Dataset entries:
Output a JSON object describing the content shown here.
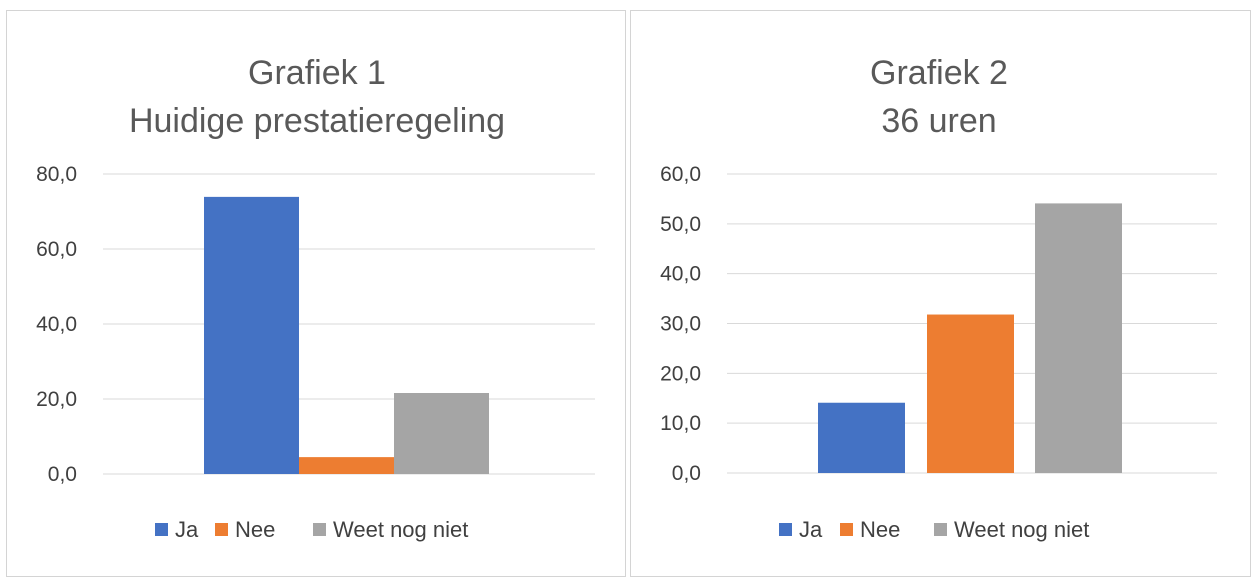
{
  "chart_data": [
    {
      "type": "bar",
      "title": "Grafiek 1",
      "subtitle": "Huidige prestatieregeling",
      "categories": [
        "Ja",
        "Nee",
        "Weet nog niet"
      ],
      "values": [
        73.9,
        4.5,
        21.6
      ],
      "colors": [
        "#4472c4",
        "#ed7d31",
        "#a5a5a5"
      ],
      "ylim": [
        0,
        80
      ],
      "yticks": [
        "0,0",
        "20,0",
        "40,0",
        "60,0",
        "80,0"
      ],
      "ytick_values": [
        0,
        20,
        40,
        60,
        80
      ],
      "legend": [
        "Ja",
        "Nee",
        "Weet nog niet"
      ],
      "legend_position": "bottom",
      "grid": true
    },
    {
      "type": "bar",
      "title": "Grafiek 2",
      "subtitle": "36 uren",
      "categories": [
        "Ja",
        "Nee",
        "Weet nog niet"
      ],
      "values": [
        14.1,
        31.8,
        54.1
      ],
      "colors": [
        "#4472c4",
        "#ed7d31",
        "#a5a5a5"
      ],
      "ylim": [
        0,
        60
      ],
      "yticks": [
        "0,0",
        "10,0",
        "20,0",
        "30,0",
        "40,0",
        "50,0",
        "60,0"
      ],
      "ytick_values": [
        0,
        10,
        20,
        30,
        40,
        50,
        60
      ],
      "legend": [
        "Ja",
        "Nee",
        "Weet nog niet"
      ],
      "legend_position": "bottom",
      "grid": true
    }
  ]
}
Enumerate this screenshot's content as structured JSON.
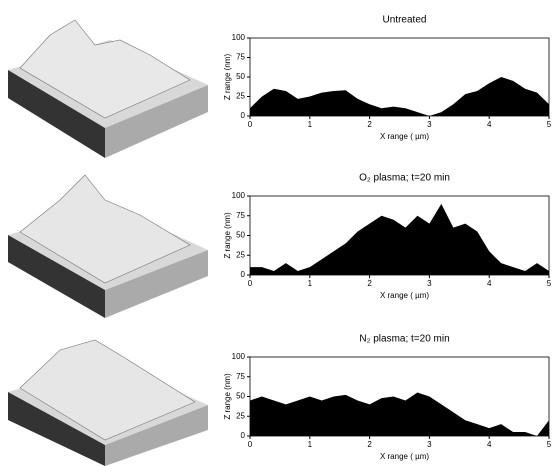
{
  "chart_data": [
    {
      "type": "area",
      "title": "Untreated",
      "xlabel": "X range ( µm)",
      "ylabel": "Z range (nm)",
      "color": "#000000",
      "x": [
        0,
        0.2,
        0.4,
        0.6,
        0.8,
        1,
        1.2,
        1.4,
        1.6,
        1.8,
        2,
        2.2,
        2.4,
        2.6,
        2.8,
        3,
        3.2,
        3.4,
        3.6,
        3.8,
        4,
        4.2,
        4.4,
        4.6,
        4.8,
        5
      ],
      "values": [
        10,
        25,
        35,
        32,
        22,
        25,
        30,
        32,
        33,
        22,
        15,
        10,
        12,
        10,
        5,
        0,
        5,
        15,
        28,
        32,
        42,
        50,
        45,
        35,
        30,
        15
      ],
      "xlim": [
        0,
        5
      ],
      "ylim": [
        0,
        100
      ],
      "xticks": [
        0,
        1,
        2,
        3,
        4,
        5
      ],
      "yticks": [
        0,
        25,
        50,
        75,
        100
      ]
    },
    {
      "type": "area",
      "title": "O₂ plasma; t=20 min",
      "xlabel": "X range ( µm)",
      "ylabel": "Z range (nm)",
      "color": "#000000",
      "x": [
        0,
        0.2,
        0.4,
        0.6,
        0.8,
        1,
        1.2,
        1.4,
        1.6,
        1.8,
        2,
        2.2,
        2.4,
        2.6,
        2.8,
        3,
        3.2,
        3.4,
        3.6,
        3.8,
        4,
        4.2,
        4.4,
        4.6,
        4.8,
        5
      ],
      "values": [
        10,
        10,
        5,
        15,
        5,
        10,
        20,
        30,
        40,
        55,
        65,
        75,
        70,
        60,
        75,
        65,
        90,
        60,
        65,
        55,
        30,
        15,
        10,
        5,
        15,
        5
      ],
      "xlim": [
        0,
        5
      ],
      "ylim": [
        0,
        100
      ],
      "xticks": [
        0,
        1,
        2,
        3,
        4,
        5
      ],
      "yticks": [
        0,
        25,
        50,
        75,
        100
      ]
    },
    {
      "type": "area",
      "title": "N₂ plasma; t=20 min",
      "xlabel": "X range ( µm)",
      "ylabel": "Z range (nm)",
      "color": "#000000",
      "x": [
        0,
        0.2,
        0.4,
        0.6,
        0.8,
        1,
        1.2,
        1.4,
        1.6,
        1.8,
        2,
        2.2,
        2.4,
        2.6,
        2.8,
        3,
        3.2,
        3.4,
        3.6,
        3.8,
        4,
        4.2,
        4.4,
        4.6,
        4.8,
        5
      ],
      "values": [
        45,
        50,
        45,
        40,
        45,
        50,
        45,
        50,
        52,
        45,
        40,
        48,
        50,
        45,
        55,
        50,
        40,
        30,
        20,
        15,
        10,
        15,
        5,
        5,
        0,
        20
      ],
      "xlim": [
        0,
        5
      ],
      "ylim": [
        0,
        100
      ],
      "xticks": [
        0,
        1,
        2,
        3,
        4,
        5
      ],
      "yticks": [
        0,
        25,
        50,
        75,
        100
      ]
    }
  ]
}
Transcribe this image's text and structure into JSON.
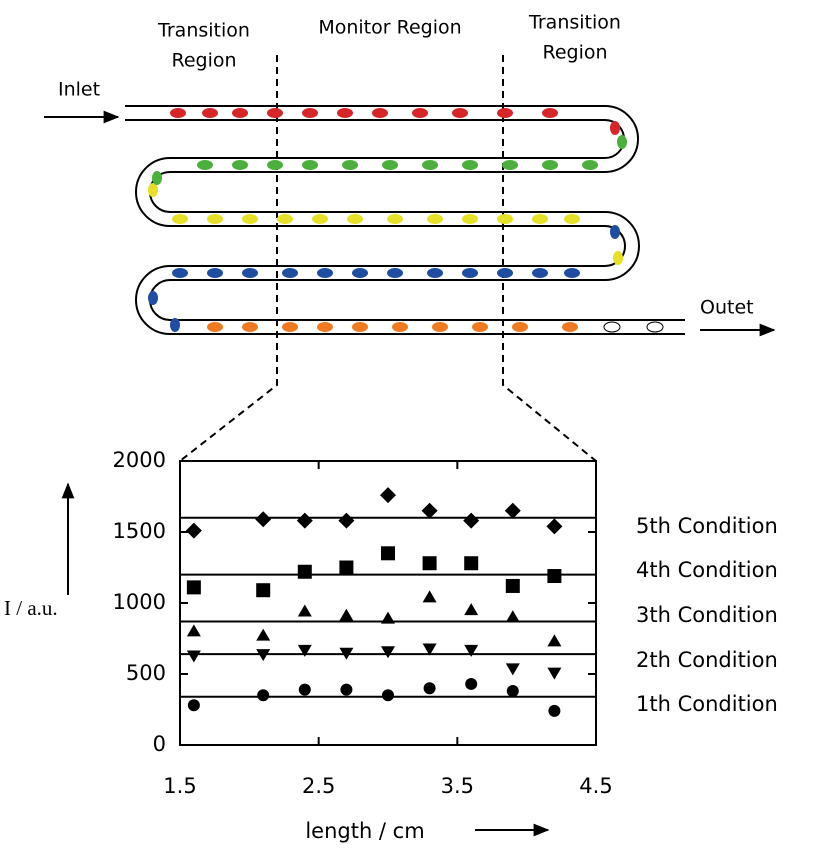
{
  "diagram": {
    "regions": [
      [
        "Transition",
        "Region"
      ],
      [
        "Monitor Region"
      ],
      [
        "Transition",
        "Region"
      ]
    ],
    "inlet": "Inlet",
    "outlet": "Outet"
  },
  "chart_data": {
    "type": "scatter",
    "xlabel": "length  / cm",
    "ylabel": "I / a.u.",
    "x": [
      1.6,
      2.1,
      2.4,
      2.7,
      3.0,
      3.3,
      3.6,
      3.9,
      4.2
    ],
    "xlim": [
      1.5,
      4.5
    ],
    "xticks": [
      1.5,
      2.5,
      3.5,
      4.5
    ],
    "ylim": [
      0,
      2000
    ],
    "yticks": [
      0,
      500,
      1000,
      1500,
      2000
    ],
    "series": [
      {
        "name": "1th Condition",
        "marker": "circle",
        "color": "#000000",
        "level": 340,
        "values": [
          280,
          350,
          390,
          390,
          350,
          400,
          430,
          380,
          240
        ]
      },
      {
        "name": "2th Condition",
        "marker": "triangle-down",
        "color": "#000000",
        "level": 640,
        "values": [
          630,
          640,
          670,
          650,
          660,
          680,
          670,
          540,
          510
        ]
      },
      {
        "name": "3th Condition",
        "marker": "triangle-up",
        "color": "#000000",
        "level": 870,
        "values": [
          800,
          770,
          940,
          910,
          890,
          1040,
          950,
          900,
          730
        ]
      },
      {
        "name": "4th Condition",
        "marker": "square",
        "color": "#000000",
        "level": 1200,
        "values": [
          1110,
          1090,
          1220,
          1250,
          1350,
          1280,
          1280,
          1120,
          1190
        ]
      },
      {
        "name": "5th Condition",
        "marker": "diamond",
        "color": "#000000",
        "level": 1600,
        "values": [
          1510,
          1590,
          1580,
          1580,
          1760,
          1650,
          1580,
          1650,
          1540
        ]
      }
    ]
  }
}
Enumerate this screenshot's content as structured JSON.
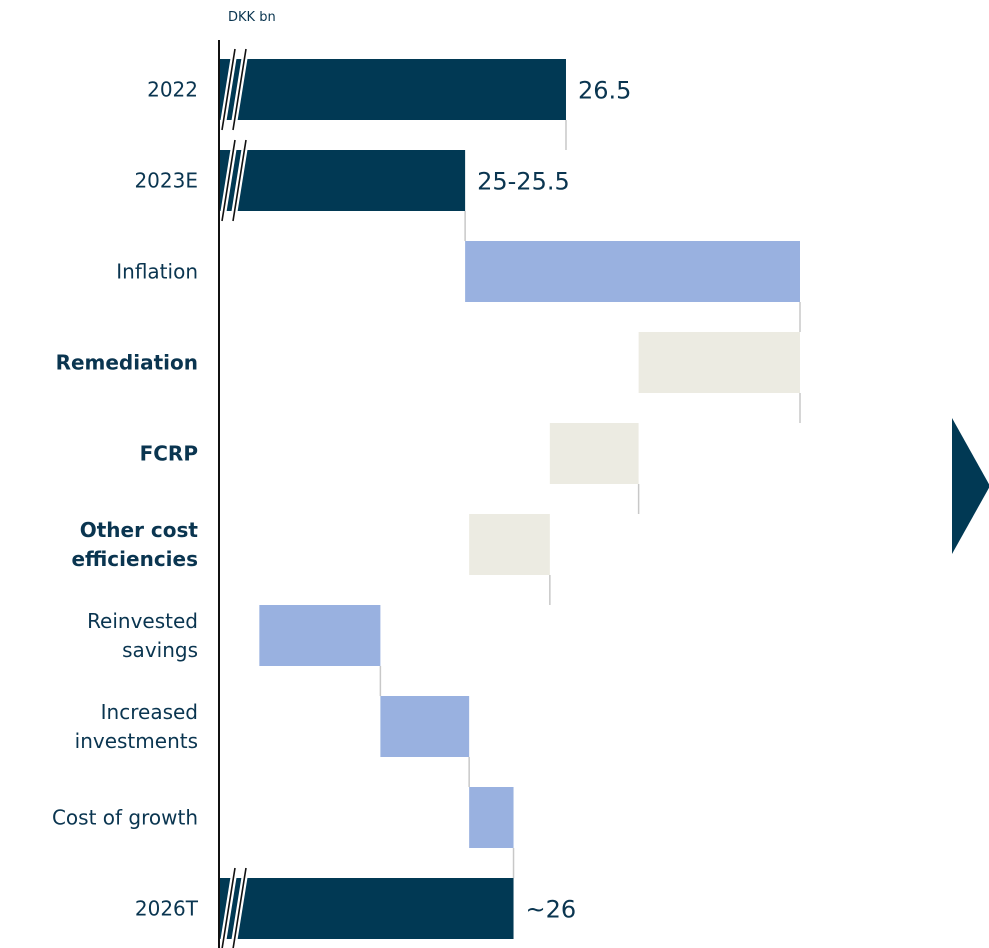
{
  "unit_label": "DKK bn",
  "colors": {
    "total": "#013954",
    "increase": "#99b1e0",
    "decrease": "#ecebe2",
    "text": "#0a3550",
    "connector": "#c8c8c8",
    "axis": "#111111"
  },
  "chart_data": {
    "type": "bar",
    "subtype": "waterfall",
    "orientation": "horizontal",
    "axis_break": true,
    "categories": [
      "2022",
      "2023E",
      "Inflation",
      "Remediation",
      "FCRP",
      "Other cost efficiencies",
      "Reinvested savings",
      "Increased investments",
      "Cost of growth",
      "2026T"
    ],
    "label_lines": [
      [
        "2022"
      ],
      [
        "2023E"
      ],
      [
        "Inflation"
      ],
      [
        "Remediation"
      ],
      [
        "FCRP"
      ],
      [
        "Other cost",
        "efficiencies"
      ],
      [
        "Reinvested",
        "savings"
      ],
      [
        "Increased",
        "investments"
      ],
      [
        "Cost of growth"
      ],
      [
        "2026T"
      ]
    ],
    "bold": [
      false,
      false,
      false,
      true,
      true,
      true,
      false,
      false,
      false,
      false
    ],
    "kind": [
      "total",
      "total",
      "increase",
      "decrease",
      "decrease",
      "decrease",
      "increase",
      "increase",
      "increase",
      "total"
    ],
    "start": [
      null,
      null,
      25.25,
      27.4,
      26.3,
      25.3,
      22.7,
      24.2,
      25.3,
      null
    ],
    "end": [
      26.5,
      25.25,
      29.4,
      29.4,
      27.4,
      26.3,
      24.2,
      25.3,
      25.85,
      25.85
    ],
    "value_labels": [
      "26.5",
      "25-25.5",
      "",
      "",
      "",
      "",
      "",
      "",
      "",
      "~26"
    ],
    "xlim": [
      22.2,
      29.4
    ]
  }
}
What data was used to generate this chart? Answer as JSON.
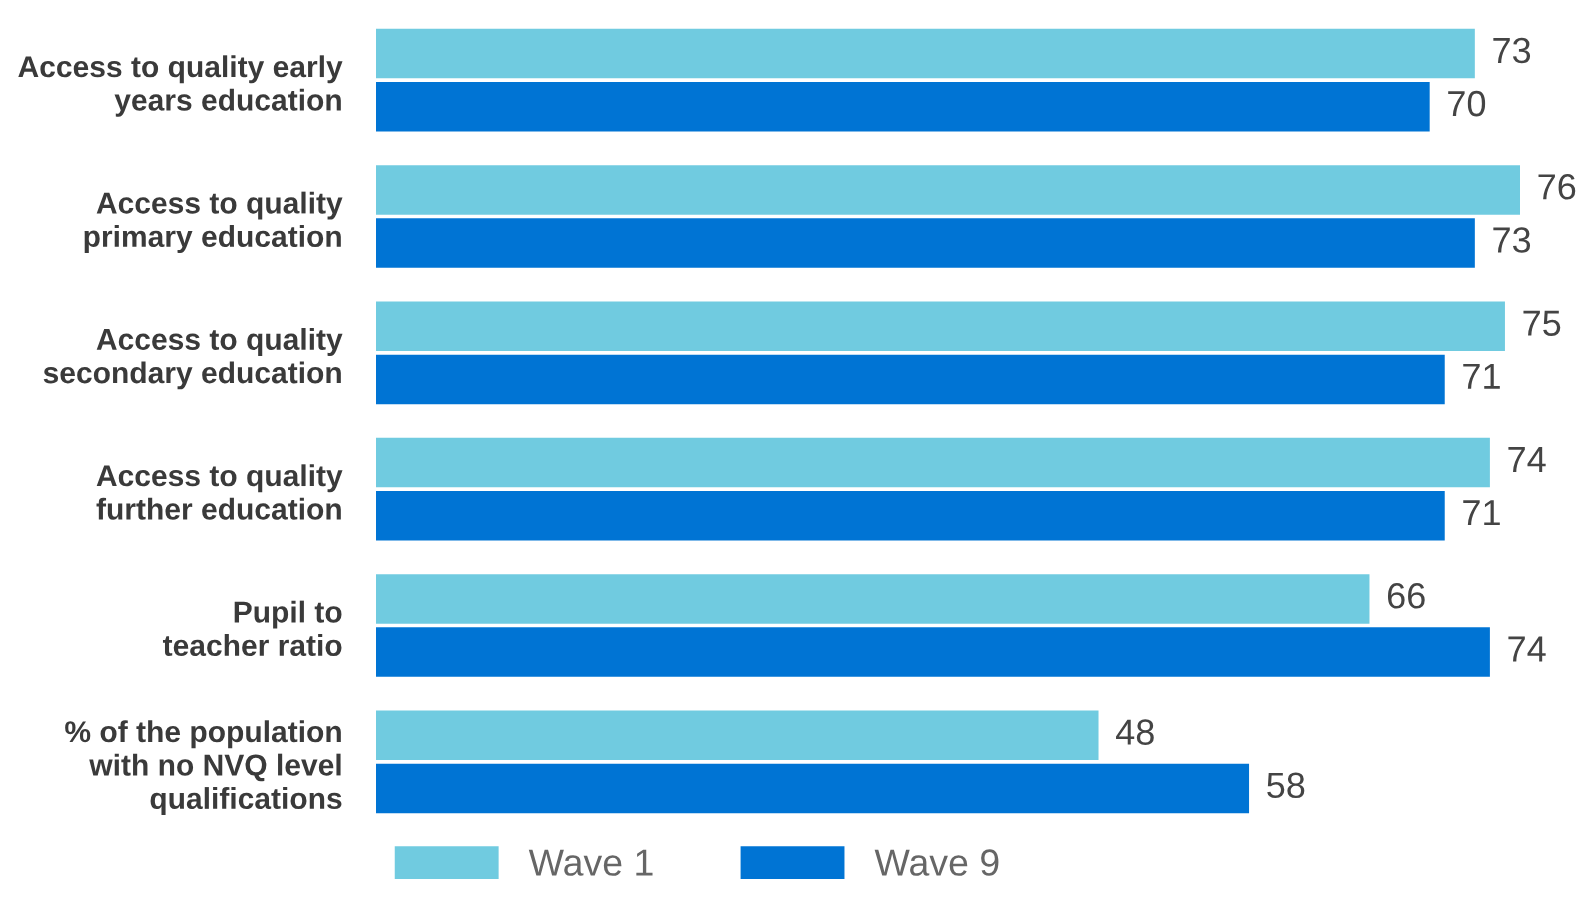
{
  "chart_data": {
    "type": "bar",
    "orientation": "horizontal",
    "categories": [
      "Access to quality early\nyears education",
      "Access to quality\nprimary education",
      "Access to quality\nsecondary education",
      "Access to quality\nfurther education",
      "Pupil to\nteacher ratio",
      "% of the population\nwith no NVQ level\nqualifications"
    ],
    "series": [
      {
        "name": "Wave 1",
        "color": "#70cbe0",
        "values": [
          73,
          76,
          75,
          74,
          66,
          48
        ]
      },
      {
        "name": "Wave 9",
        "color": "#0074d4",
        "values": [
          70,
          73,
          71,
          71,
          74,
          58
        ]
      }
    ],
    "data_labels": true,
    "legend": "bottom",
    "tick_labels": "y"
  }
}
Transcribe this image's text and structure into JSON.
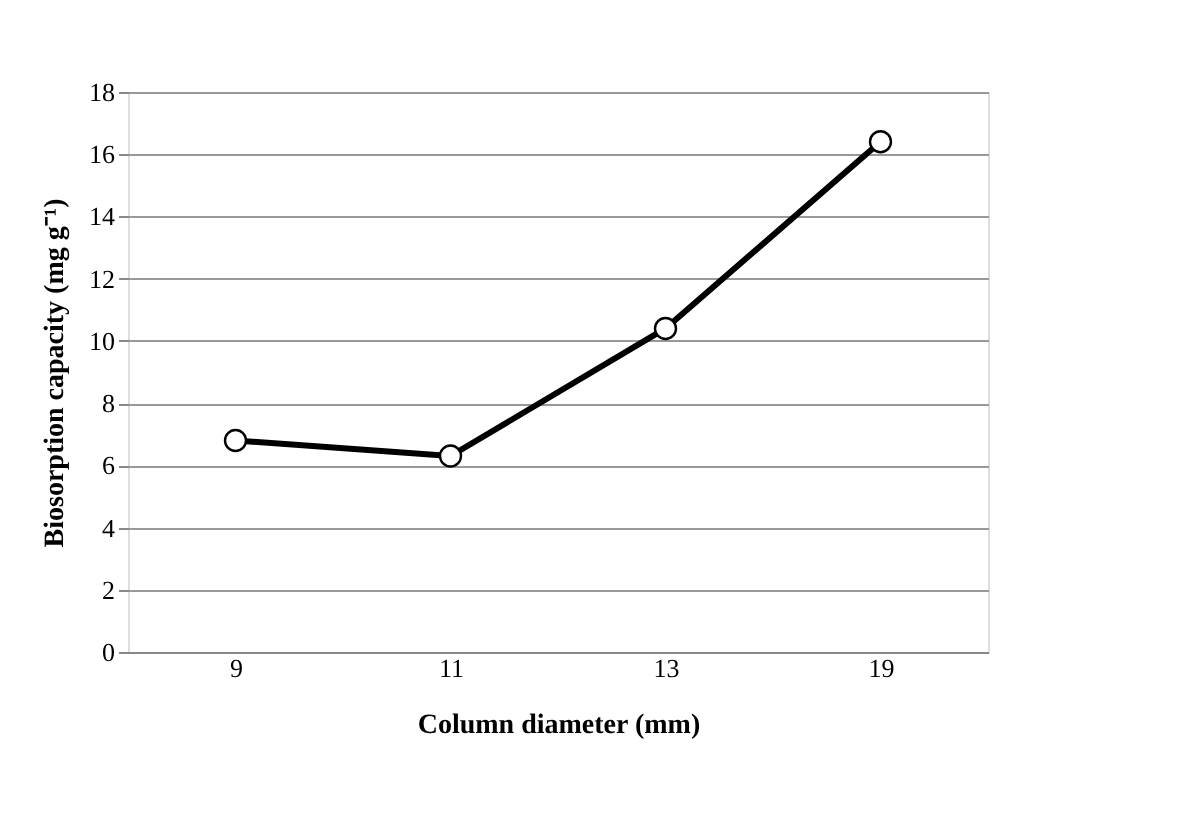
{
  "chart_data": {
    "type": "line",
    "xlabel": "Column diameter (mm)",
    "ylabel": "Biosorption capacity (mg g⁻¹)",
    "categories": [
      "9",
      "11",
      "13",
      "19"
    ],
    "series": [
      {
        "color": "#000000",
        "values": [
          6.8,
          6.3,
          10.4,
          16.4
        ]
      }
    ],
    "ylim": [
      0,
      18
    ],
    "yticks": [
      0,
      2,
      4,
      6,
      8,
      10,
      12,
      14,
      16,
      18
    ],
    "grid": "y",
    "marker": "circle",
    "line_style": "solid",
    "legend": false
  }
}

**Task to complete**. Find the word "plasma" in the records and pull out each line that has it.

**Right answer**.
      "title": "O₂ plasma; t=20 min",
      "title": "N₂ plasma; t=20 min",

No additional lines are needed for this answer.